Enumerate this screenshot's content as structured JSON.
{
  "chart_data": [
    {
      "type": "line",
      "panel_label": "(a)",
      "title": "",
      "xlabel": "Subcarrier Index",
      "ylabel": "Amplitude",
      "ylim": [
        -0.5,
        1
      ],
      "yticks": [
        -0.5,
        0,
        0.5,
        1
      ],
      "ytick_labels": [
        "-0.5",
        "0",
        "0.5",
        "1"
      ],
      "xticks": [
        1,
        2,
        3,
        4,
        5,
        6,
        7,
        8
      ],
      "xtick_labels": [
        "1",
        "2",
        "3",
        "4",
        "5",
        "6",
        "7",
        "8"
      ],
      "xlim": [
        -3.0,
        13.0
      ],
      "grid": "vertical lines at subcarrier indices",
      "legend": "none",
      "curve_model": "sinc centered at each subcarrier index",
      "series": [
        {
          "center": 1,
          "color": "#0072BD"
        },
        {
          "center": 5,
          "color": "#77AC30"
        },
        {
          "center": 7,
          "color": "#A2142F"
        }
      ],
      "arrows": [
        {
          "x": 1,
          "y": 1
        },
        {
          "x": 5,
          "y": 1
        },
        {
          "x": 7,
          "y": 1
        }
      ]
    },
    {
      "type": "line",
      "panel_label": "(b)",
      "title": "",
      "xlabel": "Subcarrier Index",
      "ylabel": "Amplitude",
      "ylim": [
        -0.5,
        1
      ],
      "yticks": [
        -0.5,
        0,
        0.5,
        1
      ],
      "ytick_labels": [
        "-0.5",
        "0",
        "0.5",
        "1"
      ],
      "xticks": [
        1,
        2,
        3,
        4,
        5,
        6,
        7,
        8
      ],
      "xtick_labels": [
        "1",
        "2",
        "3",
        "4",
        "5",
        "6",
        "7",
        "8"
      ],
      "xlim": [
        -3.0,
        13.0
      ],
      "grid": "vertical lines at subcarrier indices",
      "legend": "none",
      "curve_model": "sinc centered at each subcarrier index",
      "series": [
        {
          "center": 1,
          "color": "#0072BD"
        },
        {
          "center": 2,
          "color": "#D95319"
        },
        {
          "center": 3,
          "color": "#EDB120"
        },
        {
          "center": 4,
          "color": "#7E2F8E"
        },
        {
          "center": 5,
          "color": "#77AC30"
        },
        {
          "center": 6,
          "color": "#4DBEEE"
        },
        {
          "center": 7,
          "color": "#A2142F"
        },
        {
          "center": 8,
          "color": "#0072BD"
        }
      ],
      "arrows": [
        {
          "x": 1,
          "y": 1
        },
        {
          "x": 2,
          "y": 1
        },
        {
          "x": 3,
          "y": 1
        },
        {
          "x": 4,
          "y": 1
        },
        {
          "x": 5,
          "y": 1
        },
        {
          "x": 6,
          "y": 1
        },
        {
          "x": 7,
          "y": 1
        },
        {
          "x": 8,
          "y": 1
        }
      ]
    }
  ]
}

» WORK REQUIRED: Write out the material from the first line to the last, exactly.

» OUTPUT BELOW:
Enumerate this screenshot's content as structured JSON.
{
  "chart_data": [
    {
      "type": "line",
      "panel_label": "(a)",
      "title": "",
      "xlabel": "Subcarrier Index",
      "ylabel": "Amplitude",
      "ylim": [
        -0.5,
        1
      ],
      "yticks": [
        -0.5,
        0,
        0.5,
        1
      ],
      "ytick_labels": [
        "-0.5",
        "0",
        "0.5",
        "1"
      ],
      "xticks": [
        1,
        2,
        3,
        4,
        5,
        6,
        7,
        8
      ],
      "xtick_labels": [
        "1",
        "2",
        "3",
        "4",
        "5",
        "6",
        "7",
        "8"
      ],
      "xlim": [
        -3.0,
        13.0
      ],
      "grid": "vertical lines at subcarrier indices",
      "legend": "none",
      "curve_model": "sinc centered at each subcarrier index",
      "series": [
        {
          "center": 1,
          "color": "#0072BD"
        },
        {
          "center": 5,
          "color": "#77AC30"
        },
        {
          "center": 7,
          "color": "#A2142F"
        }
      ],
      "arrows": [
        {
          "x": 1,
          "y": 1
        },
        {
          "x": 5,
          "y": 1
        },
        {
          "x": 7,
          "y": 1
        }
      ]
    },
    {
      "type": "line",
      "panel_label": "(b)",
      "title": "",
      "xlabel": "Subcarrier Index",
      "ylabel": "Amplitude",
      "ylim": [
        -0.5,
        1
      ],
      "yticks": [
        -0.5,
        0,
        0.5,
        1
      ],
      "ytick_labels": [
        "-0.5",
        "0",
        "0.5",
        "1"
      ],
      "xticks": [
        1,
        2,
        3,
        4,
        5,
        6,
        7,
        8
      ],
      "xtick_labels": [
        "1",
        "2",
        "3",
        "4",
        "5",
        "6",
        "7",
        "8"
      ],
      "xlim": [
        -3.0,
        13.0
      ],
      "grid": "vertical lines at subcarrier indices",
      "legend": "none",
      "curve_model": "sinc centered at each subcarrier index",
      "series": [
        {
          "center": 1,
          "color": "#0072BD"
        },
        {
          "center": 2,
          "color": "#D95319"
        },
        {
          "center": 3,
          "color": "#EDB120"
        },
        {
          "center": 4,
          "color": "#7E2F8E"
        },
        {
          "center": 5,
          "color": "#77AC30"
        },
        {
          "center": 6,
          "color": "#4DBEEE"
        },
        {
          "center": 7,
          "color": "#A2142F"
        },
        {
          "center": 8,
          "color": "#0072BD"
        }
      ],
      "arrows": [
        {
          "x": 1,
          "y": 1
        },
        {
          "x": 2,
          "y": 1
        },
        {
          "x": 3,
          "y": 1
        },
        {
          "x": 4,
          "y": 1
        },
        {
          "x": 5,
          "y": 1
        },
        {
          "x": 6,
          "y": 1
        },
        {
          "x": 7,
          "y": 1
        },
        {
          "x": 8,
          "y": 1
        }
      ]
    }
  ]
}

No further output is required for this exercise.